▶ _PROVIDED RECORDS_:
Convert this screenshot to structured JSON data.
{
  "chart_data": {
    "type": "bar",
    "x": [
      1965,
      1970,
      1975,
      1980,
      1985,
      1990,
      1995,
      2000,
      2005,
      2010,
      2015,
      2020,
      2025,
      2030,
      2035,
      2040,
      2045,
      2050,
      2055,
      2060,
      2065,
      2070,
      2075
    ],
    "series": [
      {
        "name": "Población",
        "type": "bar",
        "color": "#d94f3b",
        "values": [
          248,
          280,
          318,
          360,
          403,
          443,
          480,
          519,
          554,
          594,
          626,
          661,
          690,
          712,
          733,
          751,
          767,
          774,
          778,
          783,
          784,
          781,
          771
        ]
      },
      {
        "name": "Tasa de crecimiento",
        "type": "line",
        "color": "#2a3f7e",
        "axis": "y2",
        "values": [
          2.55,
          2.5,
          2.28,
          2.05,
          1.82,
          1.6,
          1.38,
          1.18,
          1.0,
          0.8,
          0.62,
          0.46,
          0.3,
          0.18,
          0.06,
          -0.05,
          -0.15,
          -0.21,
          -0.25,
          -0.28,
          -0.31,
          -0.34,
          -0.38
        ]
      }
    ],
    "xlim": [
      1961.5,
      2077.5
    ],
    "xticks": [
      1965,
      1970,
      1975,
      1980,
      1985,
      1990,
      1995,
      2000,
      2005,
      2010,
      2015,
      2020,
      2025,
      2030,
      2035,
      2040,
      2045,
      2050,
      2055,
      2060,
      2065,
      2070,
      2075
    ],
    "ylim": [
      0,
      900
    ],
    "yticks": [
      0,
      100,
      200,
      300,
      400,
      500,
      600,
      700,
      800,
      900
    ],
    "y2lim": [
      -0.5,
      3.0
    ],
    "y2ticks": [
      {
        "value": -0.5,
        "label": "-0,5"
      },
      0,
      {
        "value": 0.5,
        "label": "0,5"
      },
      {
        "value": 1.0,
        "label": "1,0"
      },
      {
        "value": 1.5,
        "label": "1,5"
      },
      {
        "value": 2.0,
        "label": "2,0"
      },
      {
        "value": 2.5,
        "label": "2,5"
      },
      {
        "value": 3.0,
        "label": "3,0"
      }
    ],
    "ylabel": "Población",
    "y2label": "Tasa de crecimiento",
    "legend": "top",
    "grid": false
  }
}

▶ _YOUR TASK_:
Write the data from above out again, exactly.

▶ _SOLUTION FOR THIS EXERCISE_:
Convert this screenshot to structured JSON data.
{
  "chart_data": {
    "type": "bar",
    "x": [
      1965,
      1970,
      1975,
      1980,
      1985,
      1990,
      1995,
      2000,
      2005,
      2010,
      2015,
      2020,
      2025,
      2030,
      2035,
      2040,
      2045,
      2050,
      2055,
      2060,
      2065,
      2070,
      2075
    ],
    "series": [
      {
        "name": "Población",
        "type": "bar",
        "color": "#d94f3b",
        "values": [
          248,
          280,
          318,
          360,
          403,
          443,
          480,
          519,
          554,
          594,
          626,
          661,
          690,
          712,
          733,
          751,
          767,
          774,
          778,
          783,
          784,
          781,
          771
        ]
      },
      {
        "name": "Tasa de crecimiento",
        "type": "line",
        "color": "#2a3f7e",
        "axis": "y2",
        "values": [
          2.55,
          2.5,
          2.28,
          2.05,
          1.82,
          1.6,
          1.38,
          1.18,
          1.0,
          0.8,
          0.62,
          0.46,
          0.3,
          0.18,
          0.06,
          -0.05,
          -0.15,
          -0.21,
          -0.25,
          -0.28,
          -0.31,
          -0.34,
          -0.38
        ]
      }
    ],
    "xlim": [
      1961.5,
      2077.5
    ],
    "xticks": [
      1965,
      1970,
      1975,
      1980,
      1985,
      1990,
      1995,
      2000,
      2005,
      2010,
      2015,
      2020,
      2025,
      2030,
      2035,
      2040,
      2045,
      2050,
      2055,
      2060,
      2065,
      2070,
      2075
    ],
    "ylim": [
      0,
      900
    ],
    "yticks": [
      0,
      100,
      200,
      300,
      400,
      500,
      600,
      700,
      800,
      900
    ],
    "y2lim": [
      -0.5,
      3.0
    ],
    "y2ticks": [
      {
        "value": -0.5,
        "label": "-0,5"
      },
      0,
      {
        "value": 0.5,
        "label": "0,5"
      },
      {
        "value": 1.0,
        "label": "1,0"
      },
      {
        "value": 1.5,
        "label": "1,5"
      },
      {
        "value": 2.0,
        "label": "2,0"
      },
      {
        "value": 2.5,
        "label": "2,5"
      },
      {
        "value": 3.0,
        "label": "3,0"
      }
    ],
    "ylabel": "Población",
    "y2label": "Tasa de crecimiento",
    "legend": "top",
    "grid": false
  }
}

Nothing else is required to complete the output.